→ **The request**: Take every line from the listing below that includes "swatch" and copy it.

→ **Material shown**:

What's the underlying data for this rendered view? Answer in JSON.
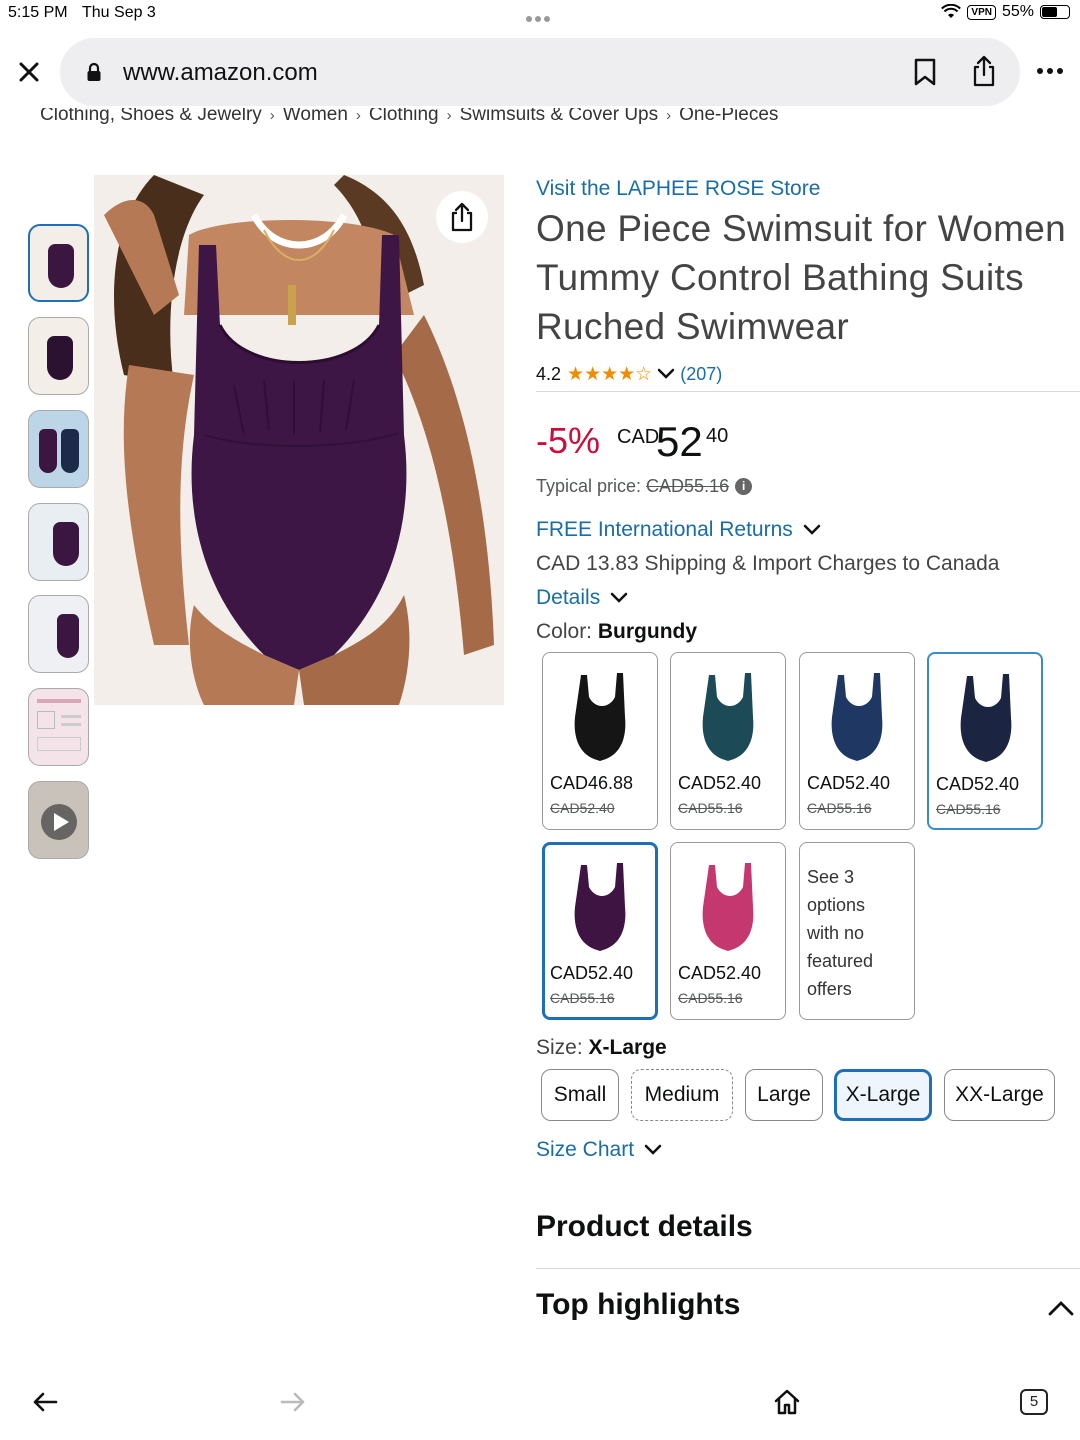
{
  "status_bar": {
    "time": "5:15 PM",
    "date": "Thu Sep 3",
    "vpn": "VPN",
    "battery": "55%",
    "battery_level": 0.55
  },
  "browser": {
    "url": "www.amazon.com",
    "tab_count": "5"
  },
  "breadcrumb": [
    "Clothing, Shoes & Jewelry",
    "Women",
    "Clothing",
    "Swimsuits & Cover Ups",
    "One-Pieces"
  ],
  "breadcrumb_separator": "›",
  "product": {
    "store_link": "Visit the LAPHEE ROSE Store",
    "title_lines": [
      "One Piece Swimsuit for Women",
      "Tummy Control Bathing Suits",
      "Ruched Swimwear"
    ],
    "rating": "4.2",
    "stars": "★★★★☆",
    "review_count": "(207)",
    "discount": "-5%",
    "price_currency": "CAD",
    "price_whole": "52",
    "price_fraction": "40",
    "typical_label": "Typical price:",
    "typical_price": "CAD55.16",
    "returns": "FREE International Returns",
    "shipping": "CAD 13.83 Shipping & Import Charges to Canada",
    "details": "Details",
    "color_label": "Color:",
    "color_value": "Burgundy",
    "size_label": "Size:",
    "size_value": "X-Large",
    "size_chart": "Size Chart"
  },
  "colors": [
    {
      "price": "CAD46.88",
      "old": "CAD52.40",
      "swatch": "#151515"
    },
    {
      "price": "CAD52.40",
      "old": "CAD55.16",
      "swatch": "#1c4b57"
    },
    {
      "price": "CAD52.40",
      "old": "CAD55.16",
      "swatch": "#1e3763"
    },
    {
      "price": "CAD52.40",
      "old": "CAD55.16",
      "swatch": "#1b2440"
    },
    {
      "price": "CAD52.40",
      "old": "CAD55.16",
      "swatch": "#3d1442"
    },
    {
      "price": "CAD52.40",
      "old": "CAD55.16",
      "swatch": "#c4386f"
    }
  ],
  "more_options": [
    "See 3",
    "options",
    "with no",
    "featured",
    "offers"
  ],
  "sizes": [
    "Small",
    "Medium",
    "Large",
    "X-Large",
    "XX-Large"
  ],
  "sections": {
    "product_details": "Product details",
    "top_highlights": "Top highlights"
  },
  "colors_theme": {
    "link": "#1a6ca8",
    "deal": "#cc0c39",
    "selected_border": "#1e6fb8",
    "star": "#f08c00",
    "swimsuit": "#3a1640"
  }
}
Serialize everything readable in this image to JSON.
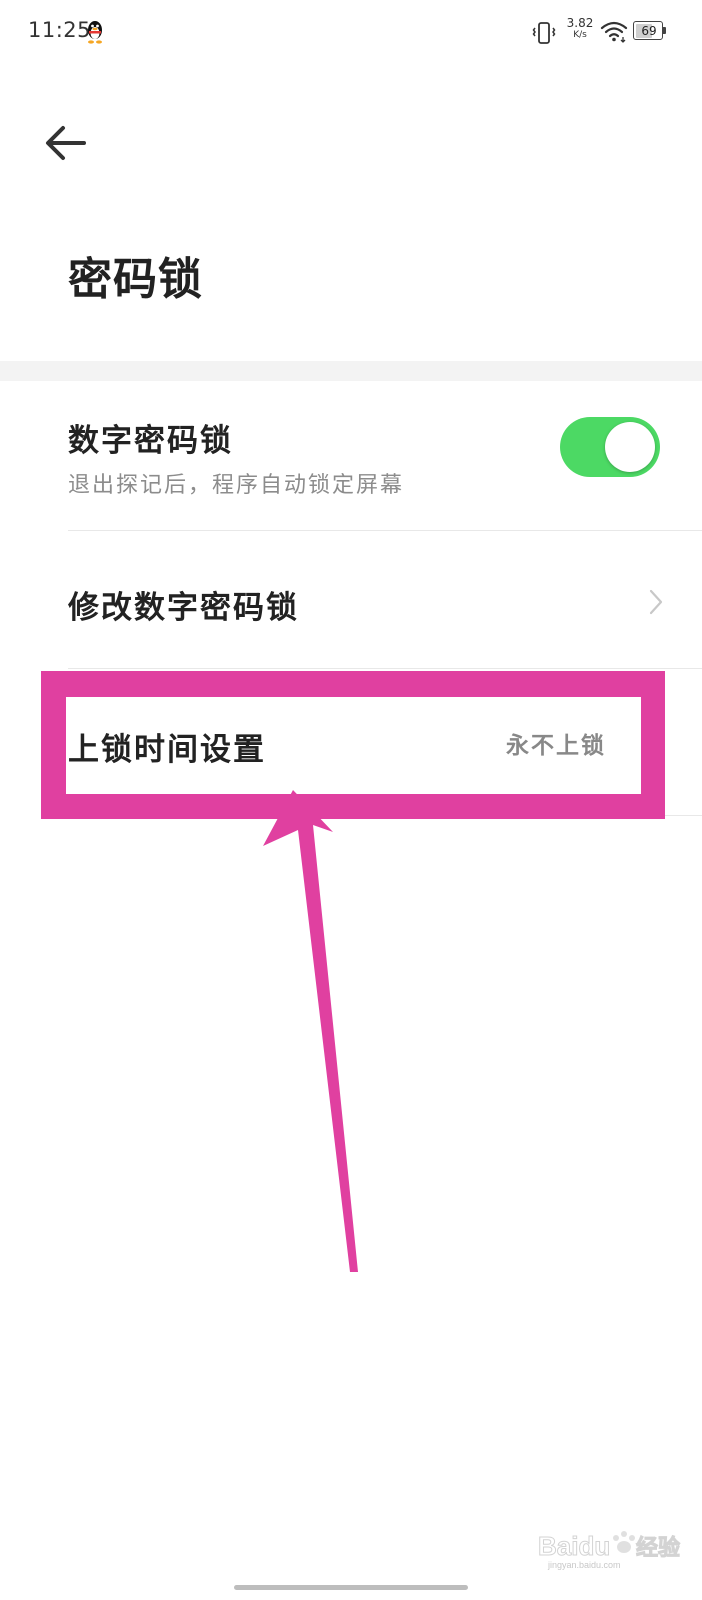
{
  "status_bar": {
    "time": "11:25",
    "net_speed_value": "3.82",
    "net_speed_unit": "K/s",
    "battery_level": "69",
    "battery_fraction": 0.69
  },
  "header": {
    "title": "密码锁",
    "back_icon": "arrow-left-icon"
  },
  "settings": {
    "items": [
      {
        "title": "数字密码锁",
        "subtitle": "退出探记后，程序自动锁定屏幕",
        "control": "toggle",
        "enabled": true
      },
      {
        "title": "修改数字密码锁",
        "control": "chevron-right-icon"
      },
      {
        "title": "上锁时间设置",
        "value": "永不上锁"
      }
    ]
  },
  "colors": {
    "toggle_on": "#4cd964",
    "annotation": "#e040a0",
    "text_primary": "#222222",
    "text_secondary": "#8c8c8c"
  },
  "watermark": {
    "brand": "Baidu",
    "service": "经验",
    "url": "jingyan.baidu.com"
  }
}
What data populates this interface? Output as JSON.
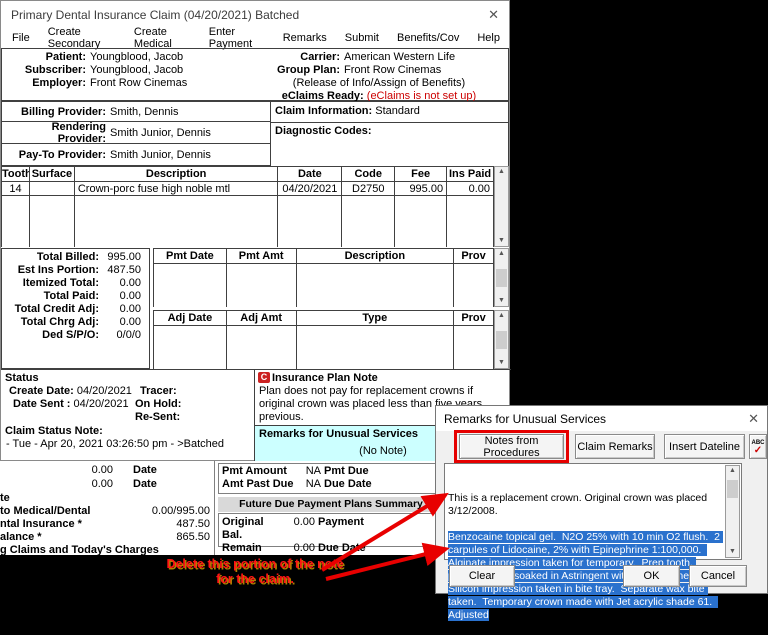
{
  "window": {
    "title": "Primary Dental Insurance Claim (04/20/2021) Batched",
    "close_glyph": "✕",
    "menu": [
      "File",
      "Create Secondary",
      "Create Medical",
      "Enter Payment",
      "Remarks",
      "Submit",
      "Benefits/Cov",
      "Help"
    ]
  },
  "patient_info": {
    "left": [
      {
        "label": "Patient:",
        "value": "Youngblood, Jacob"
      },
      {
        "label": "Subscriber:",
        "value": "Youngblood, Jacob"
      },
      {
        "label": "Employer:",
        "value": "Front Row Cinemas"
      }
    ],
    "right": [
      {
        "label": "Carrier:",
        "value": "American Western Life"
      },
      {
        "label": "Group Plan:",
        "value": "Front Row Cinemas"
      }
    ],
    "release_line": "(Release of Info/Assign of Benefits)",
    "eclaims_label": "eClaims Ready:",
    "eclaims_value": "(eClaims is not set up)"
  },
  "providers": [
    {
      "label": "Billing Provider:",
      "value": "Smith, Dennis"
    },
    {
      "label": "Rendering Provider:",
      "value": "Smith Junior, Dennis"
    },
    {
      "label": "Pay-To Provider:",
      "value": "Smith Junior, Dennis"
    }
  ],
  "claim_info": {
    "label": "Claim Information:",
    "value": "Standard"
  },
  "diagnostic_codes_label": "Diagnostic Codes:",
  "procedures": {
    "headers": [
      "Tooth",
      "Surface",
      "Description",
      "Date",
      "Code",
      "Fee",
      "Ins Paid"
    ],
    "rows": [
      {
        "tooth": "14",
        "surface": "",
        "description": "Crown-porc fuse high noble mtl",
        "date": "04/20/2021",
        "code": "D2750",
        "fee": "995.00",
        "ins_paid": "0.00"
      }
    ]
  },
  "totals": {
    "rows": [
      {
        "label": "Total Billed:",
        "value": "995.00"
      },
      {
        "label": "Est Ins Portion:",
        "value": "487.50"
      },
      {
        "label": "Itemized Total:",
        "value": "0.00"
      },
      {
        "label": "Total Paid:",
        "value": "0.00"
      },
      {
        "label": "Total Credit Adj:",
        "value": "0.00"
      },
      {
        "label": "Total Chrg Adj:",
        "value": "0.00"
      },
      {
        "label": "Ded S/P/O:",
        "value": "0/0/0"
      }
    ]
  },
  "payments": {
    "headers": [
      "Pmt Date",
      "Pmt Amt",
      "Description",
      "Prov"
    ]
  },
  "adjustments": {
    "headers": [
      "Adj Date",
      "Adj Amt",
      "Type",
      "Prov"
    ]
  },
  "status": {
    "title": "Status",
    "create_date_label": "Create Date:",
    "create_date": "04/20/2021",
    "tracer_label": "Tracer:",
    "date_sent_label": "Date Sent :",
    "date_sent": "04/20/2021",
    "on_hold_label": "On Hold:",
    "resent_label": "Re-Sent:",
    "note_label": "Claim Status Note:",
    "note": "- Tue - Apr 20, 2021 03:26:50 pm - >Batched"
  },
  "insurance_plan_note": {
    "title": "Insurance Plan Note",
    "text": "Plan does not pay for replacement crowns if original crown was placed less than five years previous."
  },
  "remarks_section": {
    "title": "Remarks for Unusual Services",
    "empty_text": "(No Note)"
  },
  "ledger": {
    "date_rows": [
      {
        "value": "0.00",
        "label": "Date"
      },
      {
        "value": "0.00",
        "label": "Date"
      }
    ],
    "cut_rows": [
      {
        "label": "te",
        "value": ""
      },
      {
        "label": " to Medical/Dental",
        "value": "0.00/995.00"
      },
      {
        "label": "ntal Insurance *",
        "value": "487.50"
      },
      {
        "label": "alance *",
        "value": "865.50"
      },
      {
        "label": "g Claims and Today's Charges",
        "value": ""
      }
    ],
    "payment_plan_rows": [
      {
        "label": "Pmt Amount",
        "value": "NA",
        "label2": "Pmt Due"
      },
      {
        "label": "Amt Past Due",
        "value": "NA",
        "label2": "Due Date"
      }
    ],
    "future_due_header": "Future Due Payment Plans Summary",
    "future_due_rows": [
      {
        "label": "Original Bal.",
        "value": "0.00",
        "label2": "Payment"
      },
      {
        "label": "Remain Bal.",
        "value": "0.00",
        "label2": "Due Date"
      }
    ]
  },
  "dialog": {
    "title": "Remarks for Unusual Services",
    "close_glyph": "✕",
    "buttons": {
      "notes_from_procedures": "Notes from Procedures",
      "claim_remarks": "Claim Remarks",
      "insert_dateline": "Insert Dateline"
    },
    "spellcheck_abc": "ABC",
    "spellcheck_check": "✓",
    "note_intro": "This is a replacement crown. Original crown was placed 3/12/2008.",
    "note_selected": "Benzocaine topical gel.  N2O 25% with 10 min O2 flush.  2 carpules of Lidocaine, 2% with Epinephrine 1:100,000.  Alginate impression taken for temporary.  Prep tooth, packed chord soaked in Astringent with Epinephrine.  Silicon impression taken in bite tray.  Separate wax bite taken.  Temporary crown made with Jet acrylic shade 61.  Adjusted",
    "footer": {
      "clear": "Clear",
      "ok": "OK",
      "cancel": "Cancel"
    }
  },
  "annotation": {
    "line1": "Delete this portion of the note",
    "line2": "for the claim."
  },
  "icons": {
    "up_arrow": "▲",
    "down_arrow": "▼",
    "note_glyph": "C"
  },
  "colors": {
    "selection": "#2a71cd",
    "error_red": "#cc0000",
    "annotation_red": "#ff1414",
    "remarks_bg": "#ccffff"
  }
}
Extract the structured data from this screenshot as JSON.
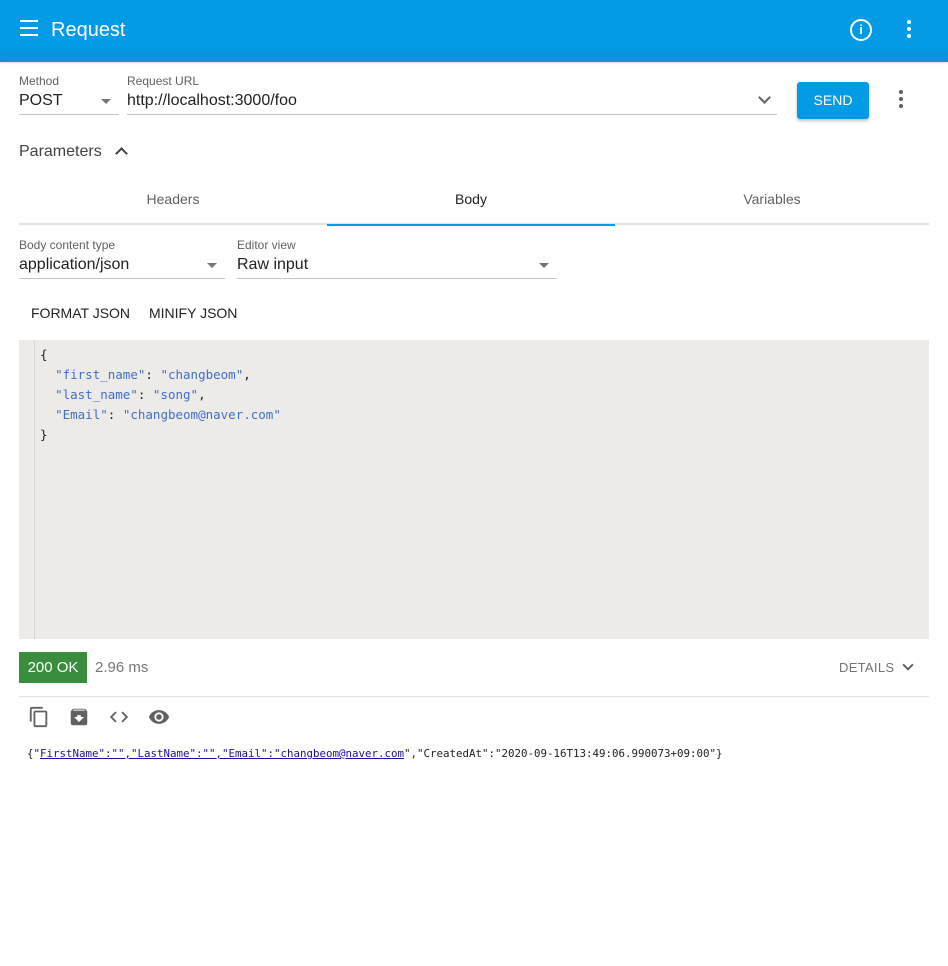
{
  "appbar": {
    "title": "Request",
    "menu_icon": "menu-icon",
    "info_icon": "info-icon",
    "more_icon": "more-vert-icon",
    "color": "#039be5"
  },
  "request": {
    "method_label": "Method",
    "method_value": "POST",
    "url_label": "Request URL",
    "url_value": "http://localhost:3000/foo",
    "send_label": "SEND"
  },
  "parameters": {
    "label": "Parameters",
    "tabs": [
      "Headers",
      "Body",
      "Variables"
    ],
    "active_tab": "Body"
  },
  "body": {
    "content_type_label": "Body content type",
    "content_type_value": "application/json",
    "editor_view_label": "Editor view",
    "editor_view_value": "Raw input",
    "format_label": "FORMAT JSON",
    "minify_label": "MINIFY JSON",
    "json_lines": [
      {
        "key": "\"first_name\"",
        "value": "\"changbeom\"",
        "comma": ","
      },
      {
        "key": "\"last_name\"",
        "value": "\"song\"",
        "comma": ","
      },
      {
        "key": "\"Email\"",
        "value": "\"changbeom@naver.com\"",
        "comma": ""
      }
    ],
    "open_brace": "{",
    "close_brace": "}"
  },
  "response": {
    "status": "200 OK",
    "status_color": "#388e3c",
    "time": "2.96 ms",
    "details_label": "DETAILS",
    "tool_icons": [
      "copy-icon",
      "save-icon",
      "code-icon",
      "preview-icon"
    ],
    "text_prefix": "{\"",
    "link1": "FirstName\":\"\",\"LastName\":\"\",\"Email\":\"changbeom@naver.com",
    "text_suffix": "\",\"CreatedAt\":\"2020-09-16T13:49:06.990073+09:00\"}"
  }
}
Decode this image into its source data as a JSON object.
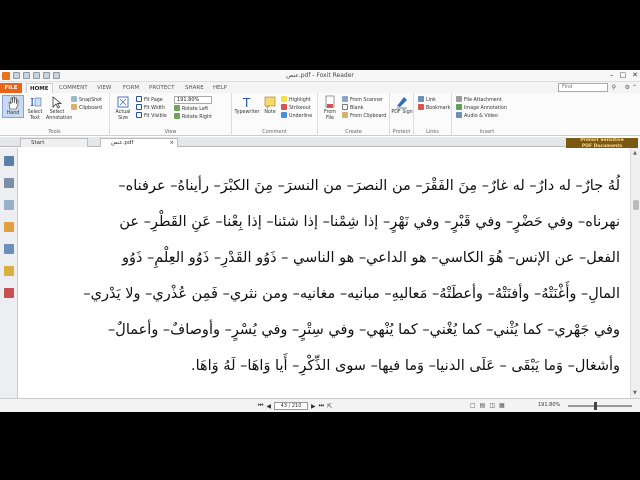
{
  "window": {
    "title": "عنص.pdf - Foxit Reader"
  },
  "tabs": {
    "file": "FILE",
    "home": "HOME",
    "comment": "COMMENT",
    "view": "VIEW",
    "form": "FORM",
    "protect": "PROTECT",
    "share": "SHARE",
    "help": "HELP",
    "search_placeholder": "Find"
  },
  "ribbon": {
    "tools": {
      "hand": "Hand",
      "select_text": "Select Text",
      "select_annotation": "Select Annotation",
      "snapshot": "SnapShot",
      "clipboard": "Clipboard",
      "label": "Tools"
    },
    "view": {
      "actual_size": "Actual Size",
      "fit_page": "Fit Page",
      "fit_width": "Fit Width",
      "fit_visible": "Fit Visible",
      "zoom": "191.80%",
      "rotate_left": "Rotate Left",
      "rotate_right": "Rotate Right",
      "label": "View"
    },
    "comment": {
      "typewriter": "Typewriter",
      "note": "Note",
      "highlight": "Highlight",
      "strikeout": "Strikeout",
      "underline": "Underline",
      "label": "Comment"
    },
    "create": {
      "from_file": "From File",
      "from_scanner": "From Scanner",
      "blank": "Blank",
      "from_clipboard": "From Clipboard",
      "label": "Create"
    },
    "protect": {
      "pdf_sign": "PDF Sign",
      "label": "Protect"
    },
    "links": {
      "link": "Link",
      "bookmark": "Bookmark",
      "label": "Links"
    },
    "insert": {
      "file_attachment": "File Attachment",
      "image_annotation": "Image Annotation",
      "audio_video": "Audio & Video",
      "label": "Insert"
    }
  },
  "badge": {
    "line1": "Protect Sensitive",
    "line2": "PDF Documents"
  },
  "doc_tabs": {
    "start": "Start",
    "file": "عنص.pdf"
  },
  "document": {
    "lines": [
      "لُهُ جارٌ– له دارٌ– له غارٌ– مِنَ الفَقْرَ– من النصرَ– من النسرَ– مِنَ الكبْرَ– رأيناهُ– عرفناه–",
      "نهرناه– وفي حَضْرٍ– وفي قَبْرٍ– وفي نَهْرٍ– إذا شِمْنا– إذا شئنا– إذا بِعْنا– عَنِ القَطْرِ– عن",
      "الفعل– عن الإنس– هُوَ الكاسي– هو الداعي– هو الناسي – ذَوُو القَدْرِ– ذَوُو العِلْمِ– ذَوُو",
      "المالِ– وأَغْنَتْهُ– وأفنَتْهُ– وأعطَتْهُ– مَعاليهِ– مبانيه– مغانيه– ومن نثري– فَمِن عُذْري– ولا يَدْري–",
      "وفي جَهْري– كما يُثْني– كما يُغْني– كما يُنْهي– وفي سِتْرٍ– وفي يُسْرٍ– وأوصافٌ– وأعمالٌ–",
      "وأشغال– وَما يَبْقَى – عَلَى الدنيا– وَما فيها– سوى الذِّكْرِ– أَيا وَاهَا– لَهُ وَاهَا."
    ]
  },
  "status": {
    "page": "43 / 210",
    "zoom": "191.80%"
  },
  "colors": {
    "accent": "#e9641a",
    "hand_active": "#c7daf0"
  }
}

→ **Output**:
      "swatch": "#151515"
      "swatch": "#1c4b57"
      "swatch": "#1e3763"
      "swatch": "#1b2440"
      "swatch": "#3d1442"
      "swatch": "#c4386f"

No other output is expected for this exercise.